[Data listing]

# # # # #

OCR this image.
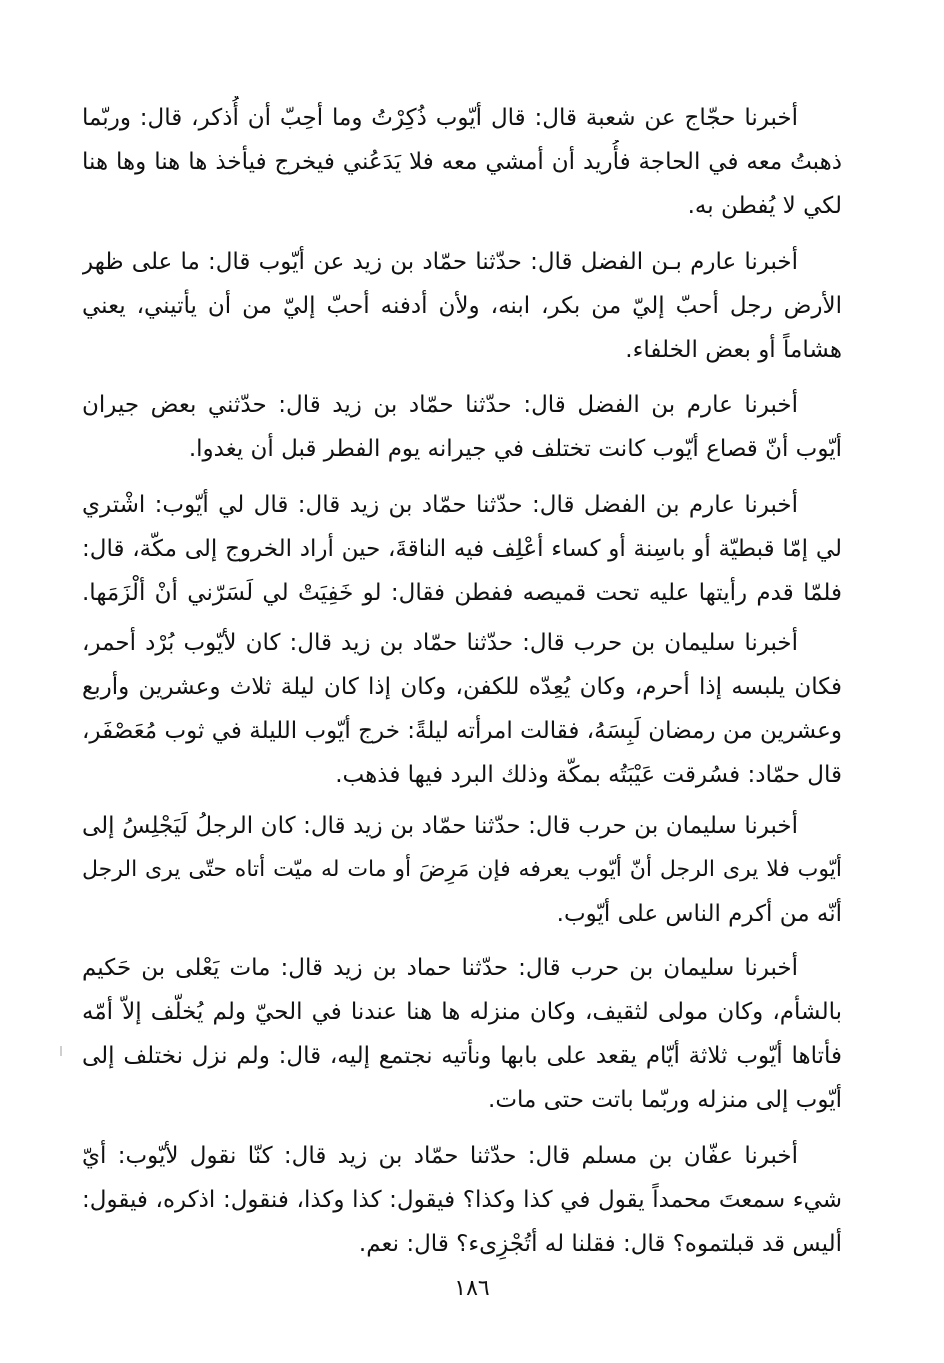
أخبرنا حجّاج عن شعبة قال: قال أيّوب ذُكِرْتُ وما أحِبّ أن أُذكر، قال: وربّما
ذهبتُ معه في الحاجة فأُريد أن أمشي معه فلا يَدَعُني فيخرج فيأخذ ها هنا وها هنا
لكي لا يُفطن به.
أخبرنا عارم بـن الفضل قال: حدّثنا حمّاد بن زيد عن أيّوب قال: ما على ظهر
الأرض رجل أحبّ إليّ من بكر، ابنه، ولأن أدفنه أحبّ إليّ من أن يأتيني، يعني
هشاماً أو بعض الخلفاء.
أخبرنا عارم بن الفضل قال: حدّثنا حمّاد بن زيد قال: حدّثني بعض جيران
أيّوب أنّ قصاع أيّوب كانت تختلف في جيرانه يوم الفطر قبل أن يغدوا.
أخبرنا عارم بن الفضل قال: حدّثنا حمّاد بن زيد قال: قال لي أيّوب: اشْتري
لي إمّا قبطيّة أو باسِنة أو كساء أعْلِف فيه الناقةَ، حين أراد الخروج إلى مكّة، قال:
فلمّا قدم رأيتها عليه تحت قميصه ففطن فقال: لو خَفِيَتْ لي لَسَرّني أنْ ألْزَمَها.
أخبرنا سليمان بن حرب قال: حدّثنا حمّاد بن زيد قال: كان لأيّوب بُرْد أحمر،
فكان يلبسه إذا أحرم، وكان يُعِدّه للكفن، وكان إذا كان ليلة ثلاث وعشرين وأربع
وعشرين من رمضان لَبِسَهُ، فقالت امرأته ليلةً: خرج أيّوب الليلة في ثوب مُعَصْفَر،
قال حمّاد: فسُرقت عَيْبَتُه بمكّة وذلك البرد فيها فذهب.
أخبرنا سليمان بن حرب قال: حدّثنا حمّاد بن زيد قال: كان الرجلُ لَيَجْلِسُ إلى
أيّوب فلا يرى الرجل أنّ أيّوب يعرفه فإن مَرِضَ أو مات له ميّت أتاه حتّى يرى الرجل
أنّه من أكرم الناس على أيّوب.
أخبرنا سليمان بن حرب قال: حدّثنا حماد بن زيد قال: مات يَعْلى بن حَكيم
بالشأم، وكان مولى لثقيف، وكان منزله ها هنا عندنا في الحيّ ولم يُخلّف إلاّ أمّه
فأتاها أيّوب ثلاثة أيّام يقعد على بابها ونأتيه نجتمع إليه، قال: ولم نزل نختلف إلى
أيّوب إلى منزله وربّما باتت حتى مات.
أخبرنا عفّان بن مسلم قال: حدّثنا حمّاد بن زيد قال: كنّا نقول لأيّوب: أيّ
شيء سمعتَ محمداً يقول في كذا وكذا؟ فيقول: كذا وكذا، فنقول: اذكره، فيقول:
أليس قد قبلتموه؟ قال: فقلنا له أتُجْزِىء؟ قال: نعم.
١٨٦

# # # # #

**The exercise**
Except for the pictures, give all the material above again verbatim.

**Exercise output**
OCR this image.
أخبرنا حجّاج عن شعبة قال: قال أيّوب ذُكِرْتُ وما أحِبّ أن أُذكر، قال: وربّما
ذهبتُ معه في الحاجة فأُريد أن أمشي معه فلا يَدَعُني فيخرج فيأخذ ها هنا وها هنا
لكي لا يُفطن به.
أخبرنا عارم بـن الفضل قال: حدّثنا حمّاد بن زيد عن أيّوب قال: ما على ظهر
الأرض رجل أحبّ إليّ من بكر، ابنه، ولأن أدفنه أحبّ إليّ من أن يأتيني، يعني
هشاماً أو بعض الخلفاء.
أخبرنا عارم بن الفضل قال: حدّثنا حمّاد بن زيد قال: حدّثني بعض جيران
أيّوب أنّ قصاع أيّوب كانت تختلف في جيرانه يوم الفطر قبل أن يغدوا.
أخبرنا عارم بن الفضل قال: حدّثنا حمّاد بن زيد قال: قال لي أيّوب: اشْتري
لي إمّا قبطيّة أو باسِنة أو كساء أعْلِف فيه الناقةَ، حين أراد الخروج إلى مكّة، قال:
فلمّا قدم رأيتها عليه تحت قميصه ففطن فقال: لو خَفِيَتْ لي لَسَرّني أنْ ألْزَمَها.
أخبرنا سليمان بن حرب قال: حدّثنا حمّاد بن زيد قال: كان لأيّوب بُرْد أحمر،
فكان يلبسه إذا أحرم، وكان يُعِدّه للكفن، وكان إذا كان ليلة ثلاث وعشرين وأربع
وعشرين من رمضان لَبِسَهُ، فقالت امرأته ليلةً: خرج أيّوب الليلة في ثوب مُعَصْفَر،
قال حمّاد: فسُرقت عَيْبَتُه بمكّة وذلك البرد فيها فذهب.
أخبرنا سليمان بن حرب قال: حدّثنا حمّاد بن زيد قال: كان الرجلُ لَيَجْلِسُ إلى
أيّوب فلا يرى الرجل أنّ أيّوب يعرفه فإن مَرِضَ أو مات له ميّت أتاه حتّى يرى الرجل
أنّه من أكرم الناس على أيّوب.
أخبرنا سليمان بن حرب قال: حدّثنا حماد بن زيد قال: مات يَعْلى بن حَكيم
بالشأم، وكان مولى لثقيف، وكان منزله ها هنا عندنا في الحيّ ولم يُخلّف إلاّ أمّه
فأتاها أيّوب ثلاثة أيّام يقعد على بابها ونأتيه نجتمع إليه، قال: ولم نزل نختلف إلى
أيّوب إلى منزله وربّما باتت حتى مات.
أخبرنا عفّان بن مسلم قال: حدّثنا حمّاد بن زيد قال: كنّا نقول لأيّوب: أيّ
شيء سمعتَ محمداً يقول في كذا وكذا؟ فيقول: كذا وكذا، فنقول: اذكره، فيقول:
أليس قد قبلتموه؟ قال: فقلنا له أتُجْزِىء؟ قال: نعم.
١٨٦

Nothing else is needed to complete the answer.